L’autorité d’Atget, Szarkowski l’assied d’abord, comme Newhall avant lui, sur le principe de l’influence, notion dont il ne cessera de vouloir cerner, au fil de ses écrits, la problématique nature en photographie. Atget est célébré à la fois comme celui dont la force aurait été d’être libre de toute influence et qui, plus que tout autre, vient asseoir ce principe d’influence en photographie !
A partir de la fin des années 1970, Szarkowski réussit à introduire encore au sein de son corpus, jusque-là peu différencié chronologiquement, une autre catégorie majeure du système moderne des beaux-arts, l’évolution. Il est aidé pour cela par le travail de doctorat d’une jeune historienne de la photographie, Maria Morris Hambourg, qui réussit à reconstituer la datation des prises de vues. Elle et Szarkowski en tirent la conclusion d’un mûrissement de l’œuvre et du développement, après-guerre, d’une vision de plus en plus personnelle, originale et élégiaque. Son travail aurait accompagné un processus intime d’enrichissement et de déplacement de son regard, avec ses périodes et ses styles : la banque d’images serait bien une œuvre, le documentaliste un artiste.
Cette nouvelle lecture est entérinée par l’édition de quatre superbes livres, publiés de façon espacée de 1981 à 1985 : The Work of Atget. Des milliers de clichés d’Atget, ils n’en sélectionnent qu’une centaine par recueil, judicieusement choisis et magnifiquement imprimés. Le lecteur est certes averti de l’inégalité qualitative du corpus global mais ce qui lui est justement présenté comme la part la plus libre et la plus personnelle de l’œuvre – donc le vrai Atget –, n’en a pas moins tout du trésor, un pur objet de délectation esthétique.
 

Atget contre Atget

Si Atget a ainsi constitué le pôle principal autour duquel s’est progressivement construite, pendant un demi-siècle, la doctrine moderniste en photographie, de même, il va se retrouver au centre de son démontage dans les années 1980. Peu après celle de Maria Morris Hambourg, il fait l’objet d’une nouvelle thèse américaine, défendue en 1983 et qui s’avérera tout aussi influente, celle de Molly Nesbit. Elle en est comme l’inverse. Là où Hambourg avait contribué à faire entrer Atget dans le musée d’art, Nesbit s’ingénie à l’en sortir. Elle démontre la diversité de l'œuvre sous l’influence de clientèles multiples, et faisant retraverser l’Atlantique au Français, reconstitue l’image qu’en dessinent plutôt les archives parisiennes, faisant réémerger du même coup toute sa dimension institutionnelle et commerciale. Dans une lecture fortement teintée de marxisme, Nesbit redonne tout son poids au contexte économique dans lequel ces images ont été produites. Elle tâche également de révéler leur prétendue dimension politique, Atget décrivant sciemment une ville sans bourgeoisie et réintroduisant dès lors, avec ses motifs populaires, une « gamme de la bassesse » qui serait « l’Autre », « l’impensé » du modernisme. En bref, par ses sujets comme par son acceptation du registre du « document », que Nesbit présente comme « au bas de la culture visuelle », le travail d’Atget viendrait remettre en cause les hiérarchies de la culture bourgeoise de son temps, mais aussi, dorénavant, l’ordre des « grands maîtres » et du formalisme apolitique installé sur son dos par l’institution photographique américaine.

[Entrées de la collection]
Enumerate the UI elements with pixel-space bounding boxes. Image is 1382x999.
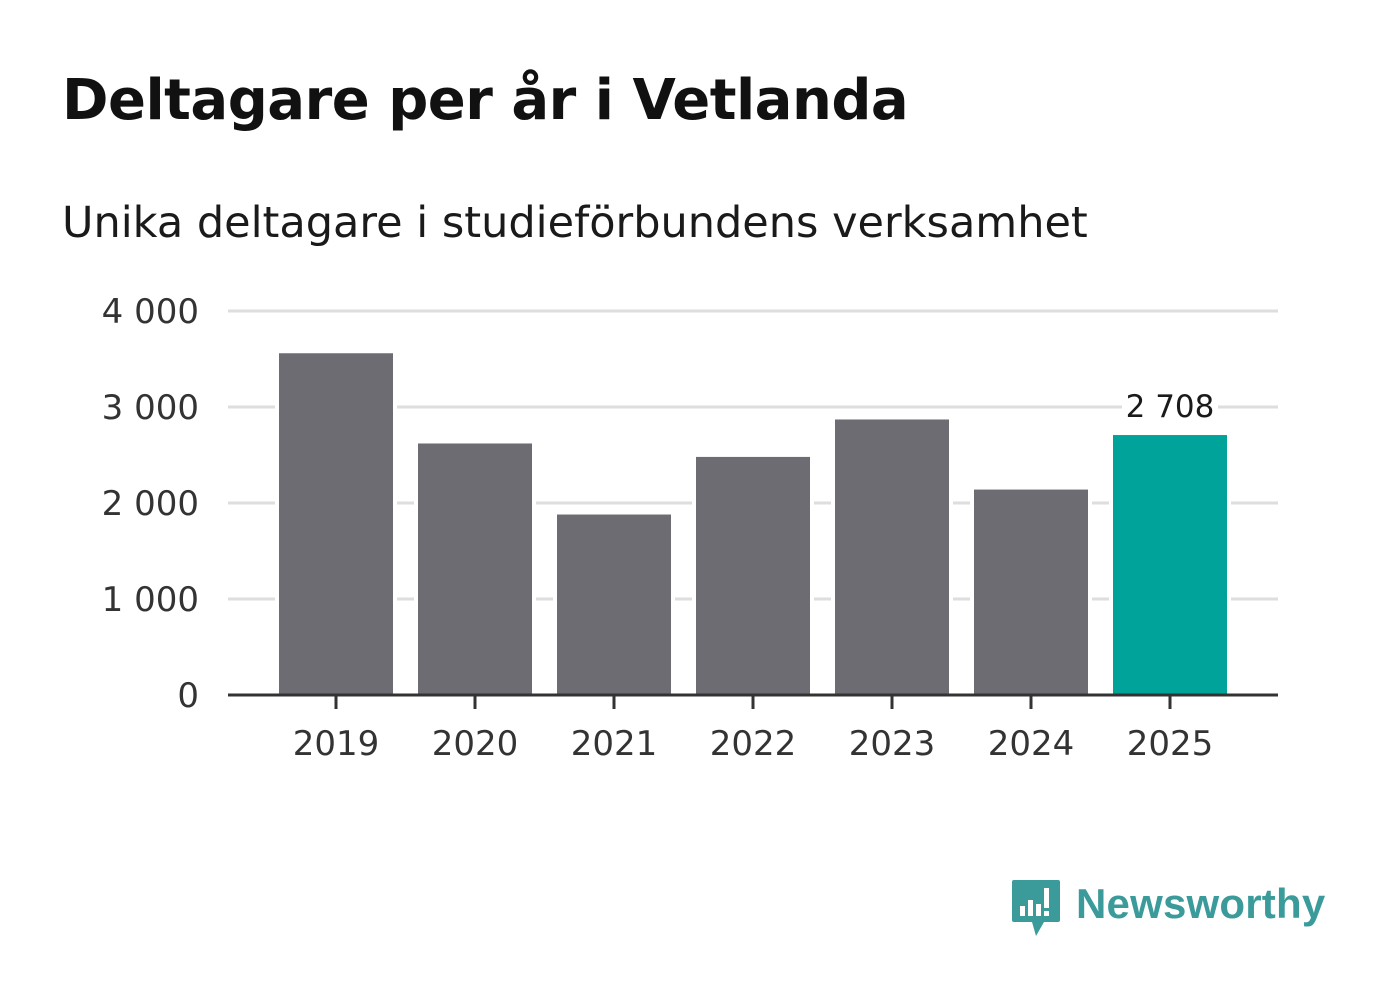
data-label-bg: [1122, 389, 1218, 426]
bar-2021: [557, 514, 671, 695]
chart-subtitle: Unika deltagare i studieförbundens verks…: [62, 198, 1088, 248]
bar-2023: [835, 419, 949, 695]
x-tick-label: 2021: [571, 724, 658, 764]
y-tick-label: 3 000: [102, 388, 199, 428]
bars: [275, 353, 1231, 695]
x-tick-label: 2025: [1127, 724, 1214, 764]
x-tick-label: 2022: [710, 724, 797, 764]
chart-title: Deltagare per år i Vetlanda: [62, 68, 909, 133]
y-tick-label: 4 000: [102, 292, 199, 332]
x-axis: [228, 693, 1278, 709]
y-tick-label: 0: [177, 676, 199, 716]
bar-2022: [696, 456, 810, 695]
labels: 0 1 000 2 000 3 000 4 000 2019 2020 2021 2022 202…: [102, 292, 1218, 764]
newsworthy-logo-icon: [1012, 880, 1060, 936]
y-tick-label: 1 000: [102, 580, 199, 620]
x-tick-label: 2024: [988, 724, 1075, 764]
bar-2019: [279, 353, 393, 695]
brand-name: Newsworthy: [1076, 880, 1326, 927]
y-tick-label: 2 000: [102, 484, 199, 524]
x-tick-label: 2019: [293, 724, 380, 764]
bar-2020: [418, 443, 532, 695]
x-tick-label: 2020: [432, 724, 519, 764]
bar-2025: [1113, 435, 1227, 695]
data-label: 2 708: [1126, 389, 1215, 425]
newsworthy-logo: Newsworthy: [1010, 878, 1325, 940]
bar-2024: [974, 489, 1088, 695]
x-tick-label: 2023: [849, 724, 936, 764]
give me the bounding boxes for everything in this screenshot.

• _Problème posé A_: Pouvez-vous transposer toutes les entrées de la collection en un tableau Markdown à deux colonnes, « N° » pour le numéro de rang et « Ligne » pour la ligne elle-même, sans les lignes vides ni les images ?
• _Problème posé B_: Pourriez-vous poursuivre le texte sur la réception d'Atget après sa dernière phrase ?

• _Résultat de tâche A_:
| N° | Ligne |
|---|---|
| 1 | Enumerate the UI elements with pixel-space bounding boxes. Image is 1382x999. |
| 2 | data-label-bg: [1122, 389, 1218, 426] |
| 3 | bar-2021: [557, 514, 671, 695] |
| 4 | chart-subtitle: Unika deltagare i studieförbundens verks…: [62, 198, 1088, 248] |
| 5 | bar-2023: [835, 419, 949, 695] |
| 6 | x-tick-label: 2021: [571, 724, 658, 764] |
| 7 | y-tick-label: 3 000: [102, 388, 199, 428] |
| 8 | bars: [275, 353, 1231, 695] |
| 9 | x-tick-label: 2025: [1127, 724, 1214, 764] |
| 10 | x-tick-label: 2022: [710, 724, 797, 764] |
| 11 | chart-title: Deltagare per år i Vetlanda: [62, 68, 909, 133] |
| 12 | y-tick-label: 4 000: [102, 292, 199, 332] |
| 13 | x-axis: [228, 693, 1278, 709] |
| 14 | y-tick-label: 0: [177, 676, 199, 716] |
| 15 | bar-2022: [696, 456, 810, 695] |
| 16 | labels: 0 1 000 2 000 3 000 4 000 2019 2020 2021 2022 202…: [102, 292, 1218, 764] |
| 17 | newsworthy-logo-icon: [1012, 880, 1060, 936] |
| 18 | y-tick-label: 1 000: [102, 580, 199, 620] |
| 19 | x-tick-label: 2024: [988, 724, 1075, 764] |
| 20 | bar-2019: [279, 353, 393, 695] |
| 21 | brand-name: Newsworthy: [1076, 880, 1326, 927] |
| 22 | y-tick-label: 2 000: [102, 484, 199, 524] |
| 23 | x-tick-label: 2019: [293, 724, 380, 764] |
| 24 | bar-2020: [418, 443, 532, 695] |
| 25 | x-tick-label: 2020: [432, 724, 519, 764] |
| 26 | bar-2025: [1113, 435, 1227, 695] |
| 27 | data-label: 2 708: [1126, 389, 1215, 425] |
| 28 | newsworthy-logo: Newsworthy: [1010, 878, 1325, 940] |
| 29 | bar-2024: [974, 489, 1088, 695] |
| 30 | x-tick-label: 2023: [849, 724, 936, 764] |
| 31 | give me the bounding boxes for everything in this screenshot. |

• _Résultat de tâche B_:
Cette entreprise de révision est soutenue, en 1982, par un article fameux de Rosalind Krauss, « Les espaces discursifs de la photographie », dans lequel l’historienne de l’art dénonce l’inadéquation des critères d’appréciation de l’art autonome propre au modernisme pour comprendre la photographie documentaire du XIXe siècle, et proclame la nécessité de « maintenir la photographie ancienne dans son statut d’archive ». Atget est pour elle l’exemple éclatant de cette « incohérence » : il serait illusoire de considérer comme les produits d’une subjectivité et d’une créativité individuelle des images entièrement définies par leur sujet et de travestir en « œuvre » ce qui n’est qu’une archive, soumise à la seule loi du catalogue.
L’argument est repris et développé par l’historienne de la photographie Abigail Solomon-Godeau en 1986. Dans un essai intitulé « Chair à canon : faire d’Atget un auteur », elle s’applique à son tour à libérer la photographie de la « camisole de force de l’histoire de l’art » et de « l’embaumement anhistorique » opéré par « la théorie photographique du modernisme tardif ». A travers la sacralisation exemplaire d’Atget, elle entend s’en prendre de façon plus large aux notions mêmes d’« auteur » et de « canon » esthétique qui la soutiennent, notions qui émanent selon elle d’une société conservatrice et patriarcale avide de figures d’autorité, tout comme le sont les institutions académique, muséale et marchande responsables de l’élévation d’Atget en figure de Loi de l’art photographique.
Face à ce détournement rétrospectif, il s’agirait pour elle, comme pour Nesbit et Krauss, de retrouver « une compréhension historiquement authentique de la production d’Atget », qui annule les multiples projections dont il a été le lieu de façon posthume et rende son fonds à ce qu’il fut de son vivant.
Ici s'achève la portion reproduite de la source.